- [Exercise] Repeat the whole listing exactly.

start Records for this task

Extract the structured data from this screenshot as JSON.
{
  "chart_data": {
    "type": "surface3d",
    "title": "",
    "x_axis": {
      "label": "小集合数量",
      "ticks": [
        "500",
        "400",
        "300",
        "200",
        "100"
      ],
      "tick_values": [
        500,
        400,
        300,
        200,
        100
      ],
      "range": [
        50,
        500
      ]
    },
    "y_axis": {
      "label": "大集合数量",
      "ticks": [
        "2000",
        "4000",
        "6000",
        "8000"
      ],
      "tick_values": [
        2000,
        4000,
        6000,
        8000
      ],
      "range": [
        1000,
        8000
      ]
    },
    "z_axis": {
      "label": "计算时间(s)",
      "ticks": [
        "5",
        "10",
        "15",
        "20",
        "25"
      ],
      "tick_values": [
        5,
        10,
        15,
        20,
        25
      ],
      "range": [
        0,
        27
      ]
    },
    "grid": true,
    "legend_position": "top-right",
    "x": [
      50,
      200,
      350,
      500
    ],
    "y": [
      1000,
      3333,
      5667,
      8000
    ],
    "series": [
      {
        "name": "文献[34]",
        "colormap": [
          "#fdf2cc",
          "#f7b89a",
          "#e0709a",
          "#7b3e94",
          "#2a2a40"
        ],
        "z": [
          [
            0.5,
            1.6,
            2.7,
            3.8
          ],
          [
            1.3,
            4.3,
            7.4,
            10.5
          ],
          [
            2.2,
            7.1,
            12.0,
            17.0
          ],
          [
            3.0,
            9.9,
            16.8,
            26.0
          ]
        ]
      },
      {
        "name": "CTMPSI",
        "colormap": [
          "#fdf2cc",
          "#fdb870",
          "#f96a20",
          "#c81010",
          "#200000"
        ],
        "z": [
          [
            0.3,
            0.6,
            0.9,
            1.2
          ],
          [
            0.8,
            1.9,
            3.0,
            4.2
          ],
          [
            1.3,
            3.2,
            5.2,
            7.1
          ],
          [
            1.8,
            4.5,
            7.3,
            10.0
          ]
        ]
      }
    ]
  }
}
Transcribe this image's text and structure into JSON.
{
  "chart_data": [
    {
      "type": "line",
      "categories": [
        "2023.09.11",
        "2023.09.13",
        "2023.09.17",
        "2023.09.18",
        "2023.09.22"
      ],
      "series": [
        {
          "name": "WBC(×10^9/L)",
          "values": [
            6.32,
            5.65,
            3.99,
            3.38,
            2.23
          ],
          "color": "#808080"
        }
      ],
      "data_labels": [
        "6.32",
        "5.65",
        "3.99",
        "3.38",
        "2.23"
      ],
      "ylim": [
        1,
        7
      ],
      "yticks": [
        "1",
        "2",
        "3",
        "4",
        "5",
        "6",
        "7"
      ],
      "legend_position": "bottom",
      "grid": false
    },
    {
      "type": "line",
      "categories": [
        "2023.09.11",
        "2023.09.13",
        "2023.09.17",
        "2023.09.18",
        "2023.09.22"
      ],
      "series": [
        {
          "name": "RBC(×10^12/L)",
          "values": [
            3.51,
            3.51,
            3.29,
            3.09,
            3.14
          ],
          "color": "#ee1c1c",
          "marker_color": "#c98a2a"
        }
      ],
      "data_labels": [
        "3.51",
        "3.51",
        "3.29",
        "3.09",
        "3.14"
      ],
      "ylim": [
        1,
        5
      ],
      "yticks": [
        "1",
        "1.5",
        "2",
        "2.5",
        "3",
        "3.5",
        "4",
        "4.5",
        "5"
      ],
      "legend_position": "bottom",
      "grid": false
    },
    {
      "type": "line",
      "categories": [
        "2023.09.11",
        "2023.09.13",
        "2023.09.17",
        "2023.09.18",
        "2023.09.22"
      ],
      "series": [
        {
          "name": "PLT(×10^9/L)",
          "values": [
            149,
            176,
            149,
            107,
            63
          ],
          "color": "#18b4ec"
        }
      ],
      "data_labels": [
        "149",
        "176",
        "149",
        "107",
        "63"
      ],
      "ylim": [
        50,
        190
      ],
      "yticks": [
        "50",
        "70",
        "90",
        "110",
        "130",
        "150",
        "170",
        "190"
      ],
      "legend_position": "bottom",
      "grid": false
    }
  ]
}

end Records for this task

- [Completed exercise]
Extract the structured data from this screenshot as JSON.
{
  "chart_data": {
    "type": "surface3d",
    "title": "",
    "x_axis": {
      "label": "小集合数量",
      "ticks": [
        "500",
        "400",
        "300",
        "200",
        "100"
      ],
      "tick_values": [
        500,
        400,
        300,
        200,
        100
      ],
      "range": [
        50,
        500
      ]
    },
    "y_axis": {
      "label": "大集合数量",
      "ticks": [
        "2000",
        "4000",
        "6000",
        "8000"
      ],
      "tick_values": [
        2000,
        4000,
        6000,
        8000
      ],
      "range": [
        1000,
        8000
      ]
    },
    "z_axis": {
      "label": "计算时间(s)",
      "ticks": [
        "5",
        "10",
        "15",
        "20",
        "25"
      ],
      "tick_values": [
        5,
        10,
        15,
        20,
        25
      ],
      "range": [
        0,
        27
      ]
    },
    "grid": true,
    "legend_position": "top-right",
    "x": [
      50,
      200,
      350,
      500
    ],
    "y": [
      1000,
      3333,
      5667,
      8000
    ],
    "series": [
      {
        "name": "文献[34]",
        "colormap": [
          "#fdf2cc",
          "#f7b89a",
          "#e0709a",
          "#7b3e94",
          "#2a2a40"
        ],
        "z": [
          [
            0.5,
            1.6,
            2.7,
            3.8
          ],
          [
            1.3,
            4.3,
            7.4,
            10.5
          ],
          [
            2.2,
            7.1,
            12.0,
            17.0
          ],
          [
            3.0,
            9.9,
            16.8,
            26.0
          ]
        ]
      },
      {
        "name": "CTMPSI",
        "colormap": [
          "#fdf2cc",
          "#fdb870",
          "#f96a20",
          "#c81010",
          "#200000"
        ],
        "z": [
          [
            0.3,
            0.6,
            0.9,
            1.2
          ],
          [
            0.8,
            1.9,
            3.0,
            4.2
          ],
          [
            1.3,
            3.2,
            5.2,
            7.1
          ],
          [
            1.8,
            4.5,
            7.3,
            10.0
          ]
        ]
      }
    ]
  }
}
Transcribe this image's text and structure into JSON.
{
  "chart_data": [
    {
      "type": "line",
      "categories": [
        "2023.09.11",
        "2023.09.13",
        "2023.09.17",
        "2023.09.18",
        "2023.09.22"
      ],
      "series": [
        {
          "name": "WBC(×10^9/L)",
          "values": [
            6.32,
            5.65,
            3.99,
            3.38,
            2.23
          ],
          "color": "#808080"
        }
      ],
      "data_labels": [
        "6.32",
        "5.65",
        "3.99",
        "3.38",
        "2.23"
      ],
      "ylim": [
        1,
        7
      ],
      "yticks": [
        "1",
        "2",
        "3",
        "4",
        "5",
        "6",
        "7"
      ],
      "legend_position": "bottom",
      "grid": false
    },
    {
      "type": "line",
      "categories": [
        "2023.09.11",
        "2023.09.13",
        "2023.09.17",
        "2023.09.18",
        "2023.09.22"
      ],
      "series": [
        {
          "name": "RBC(×10^12/L)",
          "values": [
            3.51,
            3.51,
            3.29,
            3.09,
            3.14
          ],
          "color": "#ee1c1c",
          "marker_color": "#c98a2a"
        }
      ],
      "data_labels": [
        "3.51",
        "3.51",
        "3.29",
        "3.09",
        "3.14"
      ],
      "ylim": [
        1,
        5
      ],
      "yticks": [
        "1",
        "1.5",
        "2",
        "2.5",
        "3",
        "3.5",
        "4",
        "4.5",
        "5"
      ],
      "legend_position": "bottom",
      "grid": false
    },
    {
      "type": "line",
      "categories": [
        "2023.09.11",
        "2023.09.13",
        "2023.09.17",
        "2023.09.18",
        "2023.09.22"
      ],
      "series": [
        {
          "name": "PLT(×10^9/L)",
          "values": [
            149,
            176,
            149,
            107,
            63
          ],
          "color": "#18b4ec"
        }
      ],
      "data_labels": [
        "149",
        "176",
        "149",
        "107",
        "63"
      ],
      "ylim": [
        50,
        190
      ],
      "yticks": [
        "50",
        "70",
        "90",
        "110",
        "130",
        "150",
        "170",
        "190"
      ],
      "legend_position": "bottom",
      "grid": false
    }
  ]
}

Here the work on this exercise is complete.